Written instruction
Copy all of the records below verbatim.

Listed entries
==================================================

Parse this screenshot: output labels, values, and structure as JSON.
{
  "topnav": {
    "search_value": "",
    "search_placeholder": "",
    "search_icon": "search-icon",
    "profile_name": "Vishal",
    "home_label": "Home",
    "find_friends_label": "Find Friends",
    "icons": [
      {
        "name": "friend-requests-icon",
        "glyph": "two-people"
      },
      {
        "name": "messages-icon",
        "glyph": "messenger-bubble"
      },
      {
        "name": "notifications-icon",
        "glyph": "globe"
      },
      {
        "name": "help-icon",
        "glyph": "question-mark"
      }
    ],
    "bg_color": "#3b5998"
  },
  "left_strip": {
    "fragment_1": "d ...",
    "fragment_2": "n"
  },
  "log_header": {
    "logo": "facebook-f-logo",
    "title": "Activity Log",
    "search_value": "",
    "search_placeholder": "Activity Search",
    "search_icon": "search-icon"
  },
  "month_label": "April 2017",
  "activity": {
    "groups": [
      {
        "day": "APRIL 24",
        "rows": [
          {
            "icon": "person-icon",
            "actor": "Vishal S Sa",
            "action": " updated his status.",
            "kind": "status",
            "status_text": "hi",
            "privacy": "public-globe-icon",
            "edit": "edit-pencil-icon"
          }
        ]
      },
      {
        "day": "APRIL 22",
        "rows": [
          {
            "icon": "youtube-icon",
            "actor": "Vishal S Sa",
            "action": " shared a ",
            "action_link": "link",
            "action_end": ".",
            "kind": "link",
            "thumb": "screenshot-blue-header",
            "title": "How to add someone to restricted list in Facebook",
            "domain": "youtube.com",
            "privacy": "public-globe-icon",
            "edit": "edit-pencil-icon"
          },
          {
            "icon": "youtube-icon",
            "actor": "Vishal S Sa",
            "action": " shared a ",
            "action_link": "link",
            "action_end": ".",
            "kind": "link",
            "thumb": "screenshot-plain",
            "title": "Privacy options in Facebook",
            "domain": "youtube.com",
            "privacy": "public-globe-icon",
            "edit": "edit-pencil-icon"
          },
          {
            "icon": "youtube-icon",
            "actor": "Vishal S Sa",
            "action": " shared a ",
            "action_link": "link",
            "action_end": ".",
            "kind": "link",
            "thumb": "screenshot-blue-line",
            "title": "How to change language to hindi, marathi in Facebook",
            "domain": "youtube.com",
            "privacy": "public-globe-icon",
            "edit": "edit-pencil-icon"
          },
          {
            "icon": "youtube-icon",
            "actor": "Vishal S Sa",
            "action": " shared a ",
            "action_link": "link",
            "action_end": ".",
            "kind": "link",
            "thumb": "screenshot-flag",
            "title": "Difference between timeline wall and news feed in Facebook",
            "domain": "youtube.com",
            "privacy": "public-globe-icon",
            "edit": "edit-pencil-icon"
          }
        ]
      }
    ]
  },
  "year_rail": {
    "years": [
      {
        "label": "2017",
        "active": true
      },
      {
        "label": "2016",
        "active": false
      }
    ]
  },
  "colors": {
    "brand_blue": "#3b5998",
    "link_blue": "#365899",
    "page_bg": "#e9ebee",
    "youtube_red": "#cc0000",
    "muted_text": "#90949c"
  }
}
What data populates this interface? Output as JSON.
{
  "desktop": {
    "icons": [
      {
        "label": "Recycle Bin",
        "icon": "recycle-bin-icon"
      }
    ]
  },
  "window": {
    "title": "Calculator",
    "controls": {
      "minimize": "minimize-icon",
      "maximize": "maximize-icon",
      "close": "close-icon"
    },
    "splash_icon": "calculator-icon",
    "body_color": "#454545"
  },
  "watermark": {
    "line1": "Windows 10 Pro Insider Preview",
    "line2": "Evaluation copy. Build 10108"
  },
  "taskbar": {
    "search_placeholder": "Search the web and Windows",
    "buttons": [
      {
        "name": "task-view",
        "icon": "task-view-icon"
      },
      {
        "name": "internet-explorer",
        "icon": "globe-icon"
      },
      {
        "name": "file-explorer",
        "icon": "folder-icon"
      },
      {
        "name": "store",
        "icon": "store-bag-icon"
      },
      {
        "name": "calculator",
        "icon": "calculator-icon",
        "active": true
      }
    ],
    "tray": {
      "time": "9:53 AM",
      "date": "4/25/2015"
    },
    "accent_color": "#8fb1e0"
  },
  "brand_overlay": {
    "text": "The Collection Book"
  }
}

==================================================

Solution to this problem
Parse this screenshot: output labels, values, and structure as JSON.
{
  "topnav": {
    "search_value": "",
    "search_placeholder": "",
    "search_icon": "search-icon",
    "profile_name": "Vishal",
    "home_label": "Home",
    "find_friends_label": "Find Friends",
    "icons": [
      {
        "name": "friend-requests-icon",
        "glyph": "two-people"
      },
      {
        "name": "messages-icon",
        "glyph": "messenger-bubble"
      },
      {
        "name": "notifications-icon",
        "glyph": "globe"
      },
      {
        "name": "help-icon",
        "glyph": "question-mark"
      }
    ],
    "bg_color": "#3b5998"
  },
  "left_strip": {
    "fragment_1": "d ...",
    "fragment_2": "n"
  },
  "log_header": {
    "logo": "facebook-f-logo",
    "title": "Activity Log",
    "search_value": "",
    "search_placeholder": "Activity Search",
    "search_icon": "search-icon"
  },
  "month_label": "April 2017",
  "activity": {
    "groups": [
      {
        "day": "APRIL 24",
        "rows": [
          {
            "icon": "person-icon",
            "actor": "Vishal S Sa",
            "action": " updated his status.",
            "kind": "status",
            "status_text": "hi",
            "privacy": "public-globe-icon",
            "edit": "edit-pencil-icon"
          }
        ]
      },
      {
        "day": "APRIL 22",
        "rows": [
          {
            "icon": "youtube-icon",
            "actor": "Vishal S Sa",
            "action": " shared a ",
            "action_link": "link",
            "action_end": ".",
            "kind": "link",
            "thumb": "screenshot-blue-header",
            "title": "How to add someone to restricted list in Facebook",
            "domain": "youtube.com",
            "privacy": "public-globe-icon",
            "edit": "edit-pencil-icon"
          },
          {
            "icon": "youtube-icon",
            "actor": "Vishal S Sa",
            "action": " shared a ",
            "action_link": "link",
            "action_end": ".",
            "kind": "link",
            "thumb": "screenshot-plain",
            "title": "Privacy options in Facebook",
            "domain": "youtube.com",
            "privacy": "public-globe-icon",
            "edit": "edit-pencil-icon"
          },
          {
            "icon": "youtube-icon",
            "actor": "Vishal S Sa",
            "action": " shared a ",
            "action_link": "link",
            "action_end": ".",
            "kind": "link",
            "thumb": "screenshot-blue-line",
            "title": "How to change language to hindi, marathi in Facebook",
            "domain": "youtube.com",
            "privacy": "public-globe-icon",
            "edit": "edit-pencil-icon"
          },
          {
            "icon": "youtube-icon",
            "actor": "Vishal S Sa",
            "action": " shared a ",
            "action_link": "link",
            "action_end": ".",
            "kind": "link",
            "thumb": "screenshot-flag",
            "title": "Difference between timeline wall and news feed in Facebook",
            "domain": "youtube.com",
            "privacy": "public-globe-icon",
            "edit": "edit-pencil-icon"
          }
        ]
      }
    ]
  },
  "year_rail": {
    "years": [
      {
        "label": "2017",
        "active": true
      },
      {
        "label": "2016",
        "active": false
      }
    ]
  },
  "colors": {
    "brand_blue": "#3b5998",
    "link_blue": "#365899",
    "page_bg": "#e9ebee",
    "youtube_red": "#cc0000",
    "muted_text": "#90949c"
  }
}
What data populates this interface? Output as JSON.
{
  "desktop": {
    "icons": [
      {
        "label": "Recycle Bin",
        "icon": "recycle-bin-icon"
      }
    ]
  },
  "window": {
    "title": "Calculator",
    "controls": {
      "minimize": "minimize-icon",
      "maximize": "maximize-icon",
      "close": "close-icon"
    },
    "splash_icon": "calculator-icon",
    "body_color": "#454545"
  },
  "watermark": {
    "line1": "Windows 10 Pro Insider Preview",
    "line2": "Evaluation copy. Build 10108"
  },
  "taskbar": {
    "search_placeholder": "Search the web and Windows",
    "buttons": [
      {
        "name": "task-view",
        "icon": "task-view-icon"
      },
      {
        "name": "internet-explorer",
        "icon": "globe-icon"
      },
      {
        "name": "file-explorer",
        "icon": "folder-icon"
      },
      {
        "name": "store",
        "icon": "store-bag-icon"
      },
      {
        "name": "calculator",
        "icon": "calculator-icon",
        "active": true
      }
    ],
    "tray": {
      "time": "9:53 AM",
      "date": "4/25/2015"
    },
    "accent_color": "#8fb1e0"
  },
  "brand_overlay": {
    "text": "The Collection Book"
  }
}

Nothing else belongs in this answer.